***** Dataset records *****
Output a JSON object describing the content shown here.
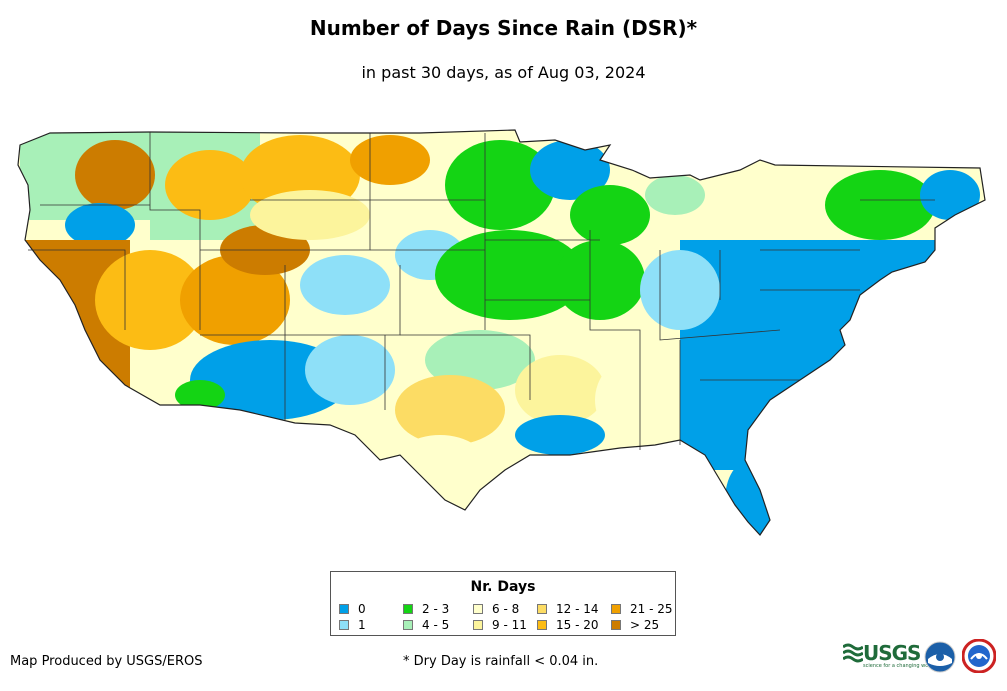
{
  "header": {
    "title": "Number of Days Since Rain (DSR)*",
    "subtitle": "in past 30 days, as of Aug 03, 2024"
  },
  "legend": {
    "title": "Nr. Days",
    "items": [
      {
        "label": "0",
        "color": "#00a0e8"
      },
      {
        "label": "1",
        "color": "#8ee0f8"
      },
      {
        "label": "2 - 3",
        "color": "#14d414"
      },
      {
        "label": "4 - 5",
        "color": "#a8f0b8"
      },
      {
        "label": "6 - 8",
        "color": "#ffffcc"
      },
      {
        "label": "9 - 11",
        "color": "#fcf49c"
      },
      {
        "label": "12 - 14",
        "color": "#fcdc64"
      },
      {
        "label": "15 - 20",
        "color": "#fcbc14"
      },
      {
        "label": "21 - 25",
        "color": "#f0a000"
      },
      {
        "label": "> 25",
        "color": "#cc7c00"
      }
    ]
  },
  "footer": {
    "credit": "Map Produced by USGS/EROS",
    "footnote": "* Dry Day is rainfall < 0.04 in."
  },
  "logos": {
    "usgs_text": "USGS",
    "usgs_tagline": "science for a changing world",
    "usgs_color": "#1f6b3a",
    "noaa_color": "#1b5fa8",
    "nws_color": "#2266cc"
  }
}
*****
__Work to complete__:
Using the listing above, locate the lines that hold "label" and copy each one.

__Reply to the exercise__:
        "label": "0",
        "label": "1",
        "label": "2 - 3",
        "label": "4 - 5",
        "label": "6 - 8",
        "label": "9 - 11",
        "label": "12 - 14",
        "label": "15 - 20",
        "label": "21 - 25",
        "label": "> 25",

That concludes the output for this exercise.